## Do this
Print every entry exactly as written.

## Provided material
========
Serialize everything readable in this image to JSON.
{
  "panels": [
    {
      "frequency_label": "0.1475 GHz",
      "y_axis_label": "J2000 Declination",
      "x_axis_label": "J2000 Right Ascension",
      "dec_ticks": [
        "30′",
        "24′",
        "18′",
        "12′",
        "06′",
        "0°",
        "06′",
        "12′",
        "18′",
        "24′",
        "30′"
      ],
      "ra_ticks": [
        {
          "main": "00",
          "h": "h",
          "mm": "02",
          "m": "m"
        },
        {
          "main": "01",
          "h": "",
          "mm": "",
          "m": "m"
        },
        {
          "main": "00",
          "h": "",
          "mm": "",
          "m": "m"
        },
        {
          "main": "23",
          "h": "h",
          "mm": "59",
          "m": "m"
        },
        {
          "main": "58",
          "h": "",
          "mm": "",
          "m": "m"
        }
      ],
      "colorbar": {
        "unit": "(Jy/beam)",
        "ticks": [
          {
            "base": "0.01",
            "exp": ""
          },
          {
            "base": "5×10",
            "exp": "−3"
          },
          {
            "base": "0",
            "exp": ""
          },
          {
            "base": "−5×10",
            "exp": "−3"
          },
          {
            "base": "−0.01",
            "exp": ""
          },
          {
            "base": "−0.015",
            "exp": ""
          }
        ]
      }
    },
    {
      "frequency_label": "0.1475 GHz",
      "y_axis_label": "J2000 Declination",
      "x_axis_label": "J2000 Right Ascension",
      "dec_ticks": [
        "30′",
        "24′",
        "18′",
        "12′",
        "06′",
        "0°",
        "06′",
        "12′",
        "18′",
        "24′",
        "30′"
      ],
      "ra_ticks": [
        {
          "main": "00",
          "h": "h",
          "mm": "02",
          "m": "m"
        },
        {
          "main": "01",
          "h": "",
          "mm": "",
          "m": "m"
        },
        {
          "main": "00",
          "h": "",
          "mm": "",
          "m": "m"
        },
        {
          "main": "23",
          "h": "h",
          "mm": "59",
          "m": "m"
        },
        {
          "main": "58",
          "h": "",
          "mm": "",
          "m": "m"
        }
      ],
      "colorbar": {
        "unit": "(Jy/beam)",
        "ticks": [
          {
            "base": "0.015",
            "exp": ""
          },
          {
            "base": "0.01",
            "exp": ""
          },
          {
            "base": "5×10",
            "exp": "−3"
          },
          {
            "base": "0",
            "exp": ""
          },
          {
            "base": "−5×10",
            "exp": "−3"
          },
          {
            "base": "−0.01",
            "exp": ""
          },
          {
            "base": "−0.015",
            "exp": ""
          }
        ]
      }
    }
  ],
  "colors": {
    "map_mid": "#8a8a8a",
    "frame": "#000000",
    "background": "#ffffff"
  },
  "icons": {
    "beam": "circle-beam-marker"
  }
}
========
## Exercise result
Serialize everything readable in this image to JSON.
{
  "panels": [
    {
      "frequency_label": "0.1475 GHz",
      "y_axis_label": "J2000 Declination",
      "x_axis_label": "J2000 Right Ascension",
      "dec_ticks": [
        "30′",
        "24′",
        "18′",
        "12′",
        "06′",
        "0°",
        "06′",
        "12′",
        "18′",
        "24′",
        "30′"
      ],
      "ra_ticks": [
        {
          "main": "00",
          "h": "h",
          "mm": "02",
          "m": "m"
        },
        {
          "main": "01",
          "h": "",
          "mm": "",
          "m": "m"
        },
        {
          "main": "00",
          "h": "",
          "mm": "",
          "m": "m"
        },
        {
          "main": "23",
          "h": "h",
          "mm": "59",
          "m": "m"
        },
        {
          "main": "58",
          "h": "",
          "mm": "",
          "m": "m"
        }
      ],
      "colorbar": {
        "unit": "(Jy/beam)",
        "ticks": [
          {
            "base": "0.01",
            "exp": ""
          },
          {
            "base": "5×10",
            "exp": "−3"
          },
          {
            "base": "0",
            "exp": ""
          },
          {
            "base": "−5×10",
            "exp": "−3"
          },
          {
            "base": "−0.01",
            "exp": ""
          },
          {
            "base": "−0.015",
            "exp": ""
          }
        ]
      }
    },
    {
      "frequency_label": "0.1475 GHz",
      "y_axis_label": "J2000 Declination",
      "x_axis_label": "J2000 Right Ascension",
      "dec_ticks": [
        "30′",
        "24′",
        "18′",
        "12′",
        "06′",
        "0°",
        "06′",
        "12′",
        "18′",
        "24′",
        "30′"
      ],
      "ra_ticks": [
        {
          "main": "00",
          "h": "h",
          "mm": "02",
          "m": "m"
        },
        {
          "main": "01",
          "h": "",
          "mm": "",
          "m": "m"
        },
        {
          "main": "00",
          "h": "",
          "mm": "",
          "m": "m"
        },
        {
          "main": "23",
          "h": "h",
          "mm": "59",
          "m": "m"
        },
        {
          "main": "58",
          "h": "",
          "mm": "",
          "m": "m"
        }
      ],
      "colorbar": {
        "unit": "(Jy/beam)",
        "ticks": [
          {
            "base": "0.015",
            "exp": ""
          },
          {
            "base": "0.01",
            "exp": ""
          },
          {
            "base": "5×10",
            "exp": "−3"
          },
          {
            "base": "0",
            "exp": ""
          },
          {
            "base": "−5×10",
            "exp": "−3"
          },
          {
            "base": "−0.01",
            "exp": ""
          },
          {
            "base": "−0.015",
            "exp": ""
          }
        ]
      }
    }
  ],
  "colors": {
    "map_mid": "#8a8a8a",
    "frame": "#000000",
    "background": "#ffffff"
  },
  "icons": {
    "beam": "circle-beam-marker"
  }
}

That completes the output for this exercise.